Given exercise: Without the pictures, copy the entries below word for word.

=== Data records ===

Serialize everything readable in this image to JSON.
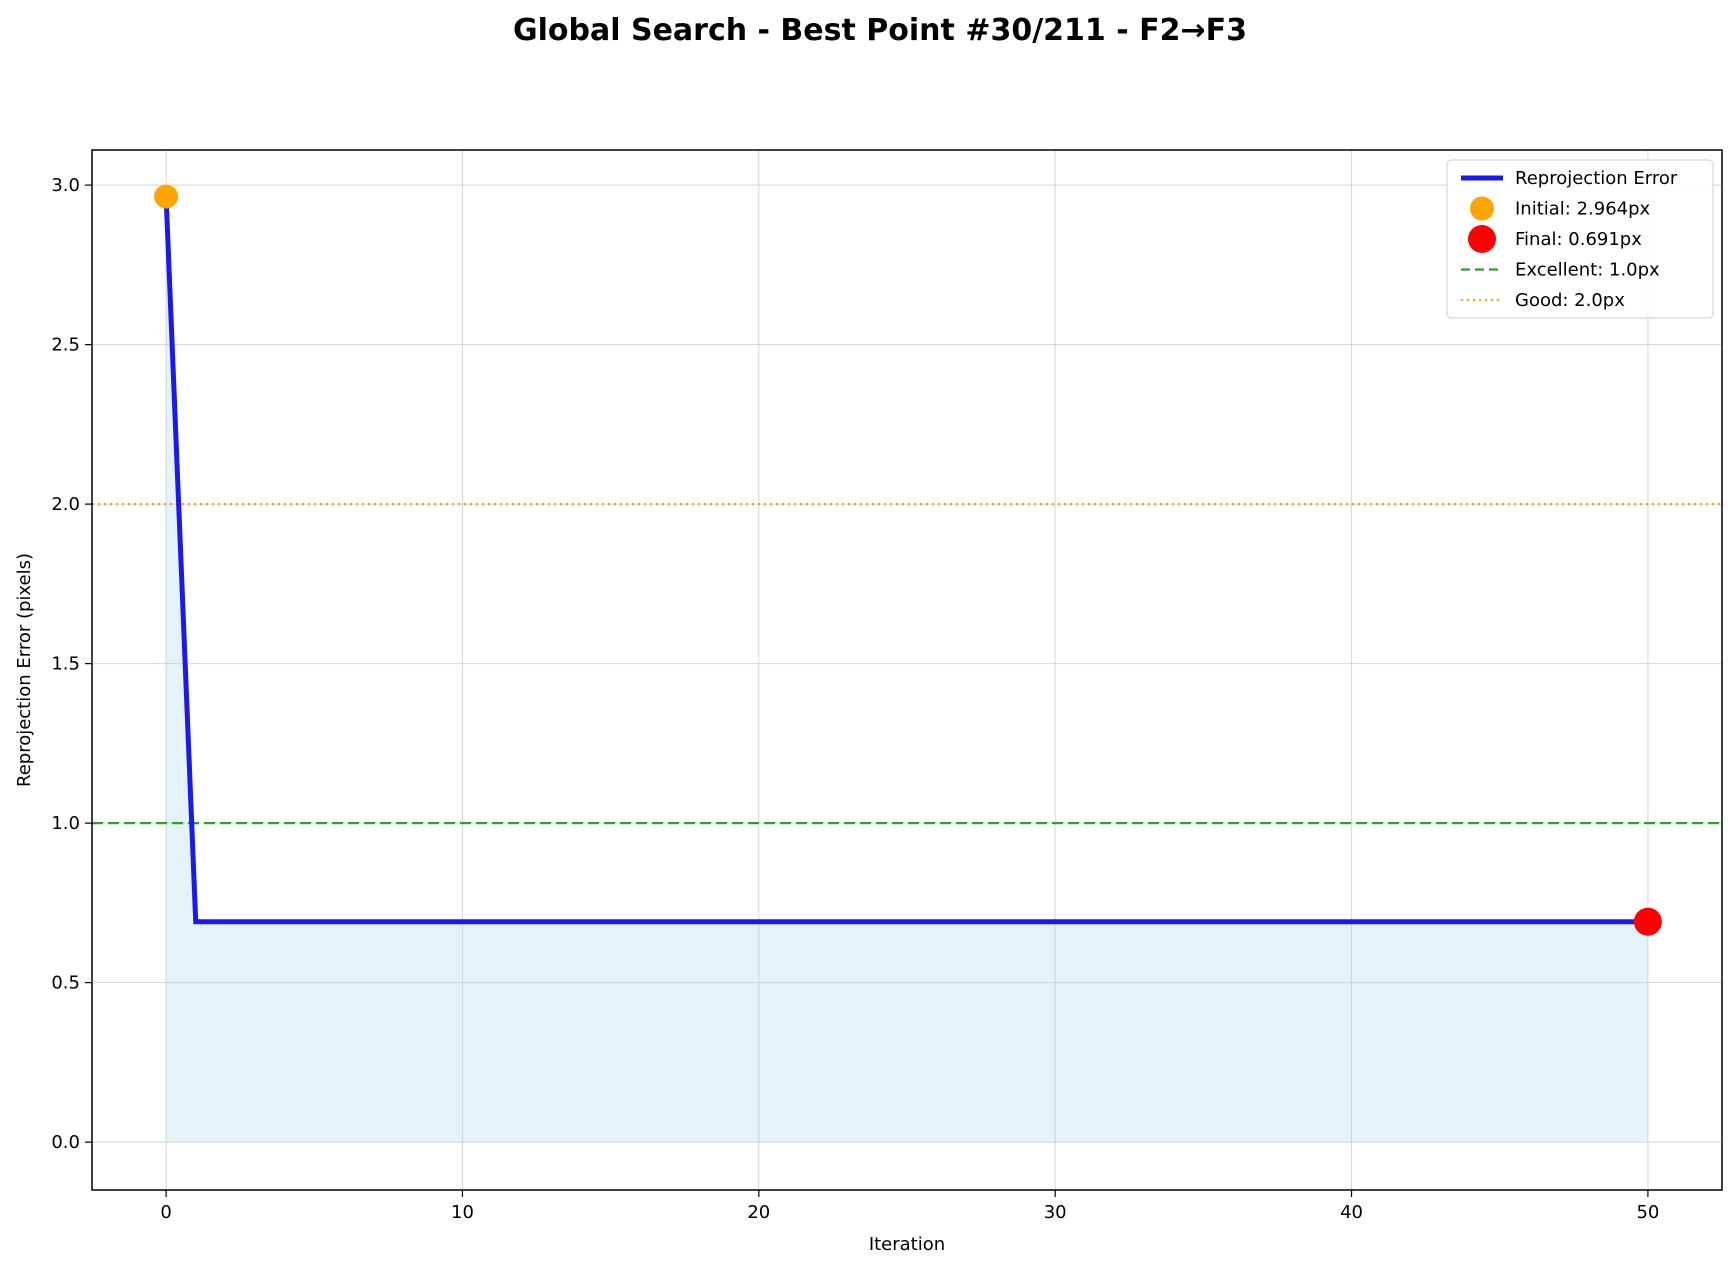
{
  "chart_data": {
    "type": "line",
    "title": "Global Search - Best Point #30/211 - F2→F3",
    "xlabel": "Iteration",
    "ylabel": "Reprojection Error (pixels)",
    "xlim": [
      -2.5,
      52.5
    ],
    "ylim": [
      -0.15,
      3.11
    ],
    "xticks": [
      0,
      10,
      20,
      30,
      40,
      50
    ],
    "yticks": [
      0.0,
      0.5,
      1.0,
      1.5,
      2.0,
      2.5,
      3.0
    ],
    "xtick_labels": [
      "0",
      "10",
      "20",
      "30",
      "40",
      "50"
    ],
    "ytick_labels": [
      "0.0",
      "0.5",
      "1.0",
      "1.5",
      "2.0",
      "2.5",
      "3.0"
    ],
    "grid": true,
    "legend_position": "top-right",
    "series": [
      {
        "name": "Reprojection Error",
        "color": "#1a1aee",
        "x": [
          0,
          1,
          2,
          3,
          4,
          5,
          6,
          7,
          8,
          9,
          10,
          11,
          12,
          13,
          14,
          15,
          16,
          17,
          18,
          19,
          20,
          21,
          22,
          23,
          24,
          25,
          26,
          27,
          28,
          29,
          30,
          31,
          32,
          33,
          34,
          35,
          36,
          37,
          38,
          39,
          40,
          41,
          42,
          43,
          44,
          45,
          46,
          47,
          48,
          49,
          50
        ],
        "y": [
          2.964,
          0.691,
          0.691,
          0.691,
          0.691,
          0.691,
          0.691,
          0.691,
          0.691,
          0.691,
          0.691,
          0.691,
          0.691,
          0.691,
          0.691,
          0.691,
          0.691,
          0.691,
          0.691,
          0.691,
          0.691,
          0.691,
          0.691,
          0.691,
          0.691,
          0.691,
          0.691,
          0.691,
          0.691,
          0.691,
          0.691,
          0.691,
          0.691,
          0.691,
          0.691,
          0.691,
          0.691,
          0.691,
          0.691,
          0.691,
          0.691,
          0.691,
          0.691,
          0.691,
          0.691,
          0.691,
          0.691,
          0.691,
          0.691,
          0.691,
          0.691
        ]
      }
    ],
    "markers": [
      {
        "name": "Initial: 2.964px",
        "x": 0,
        "y": 2.964,
        "color": "#ffa500"
      },
      {
        "name": "Final: 0.691px",
        "x": 50,
        "y": 0.691,
        "color": "#ff0000"
      }
    ],
    "reference_lines": [
      {
        "name": "Excellent: 1.0px",
        "y": 1.0,
        "color": "#2ca02c",
        "style": "dashed"
      },
      {
        "name": "Good: 2.0px",
        "y": 2.0,
        "color": "#ffa500",
        "style": "dotted"
      }
    ],
    "fill_color": "#add8e6"
  }
}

===

Answer to this task:
Serialize everything readable in this image to JSON.
{
  "chart_data": {
    "type": "line",
    "title": "Global Search - Best Point #30/211 - F2→F3",
    "xlabel": "Iteration",
    "ylabel": "Reprojection Error (pixels)",
    "xlim": [
      -2.5,
      52.5
    ],
    "ylim": [
      -0.15,
      3.11
    ],
    "xticks": [
      0,
      10,
      20,
      30,
      40,
      50
    ],
    "yticks": [
      0.0,
      0.5,
      1.0,
      1.5,
      2.0,
      2.5,
      3.0
    ],
    "xtick_labels": [
      "0",
      "10",
      "20",
      "30",
      "40",
      "50"
    ],
    "ytick_labels": [
      "0.0",
      "0.5",
      "1.0",
      "1.5",
      "2.0",
      "2.5",
      "3.0"
    ],
    "grid": true,
    "legend_position": "top-right",
    "series": [
      {
        "name": "Reprojection Error",
        "color": "#1a1aee",
        "x": [
          0,
          1,
          2,
          3,
          4,
          5,
          6,
          7,
          8,
          9,
          10,
          11,
          12,
          13,
          14,
          15,
          16,
          17,
          18,
          19,
          20,
          21,
          22,
          23,
          24,
          25,
          26,
          27,
          28,
          29,
          30,
          31,
          32,
          33,
          34,
          35,
          36,
          37,
          38,
          39,
          40,
          41,
          42,
          43,
          44,
          45,
          46,
          47,
          48,
          49,
          50
        ],
        "y": [
          2.964,
          0.691,
          0.691,
          0.691,
          0.691,
          0.691,
          0.691,
          0.691,
          0.691,
          0.691,
          0.691,
          0.691,
          0.691,
          0.691,
          0.691,
          0.691,
          0.691,
          0.691,
          0.691,
          0.691,
          0.691,
          0.691,
          0.691,
          0.691,
          0.691,
          0.691,
          0.691,
          0.691,
          0.691,
          0.691,
          0.691,
          0.691,
          0.691,
          0.691,
          0.691,
          0.691,
          0.691,
          0.691,
          0.691,
          0.691,
          0.691,
          0.691,
          0.691,
          0.691,
          0.691,
          0.691,
          0.691,
          0.691,
          0.691,
          0.691,
          0.691
        ]
      }
    ],
    "markers": [
      {
        "name": "Initial: 2.964px",
        "x": 0,
        "y": 2.964,
        "color": "#ffa500"
      },
      {
        "name": "Final: 0.691px",
        "x": 50,
        "y": 0.691,
        "color": "#ff0000"
      }
    ],
    "reference_lines": [
      {
        "name": "Excellent: 1.0px",
        "y": 1.0,
        "color": "#2ca02c",
        "style": "dashed"
      },
      {
        "name": "Good: 2.0px",
        "y": 2.0,
        "color": "#ffa500",
        "style": "dotted"
      }
    ],
    "fill_color": "#add8e6"
  }
}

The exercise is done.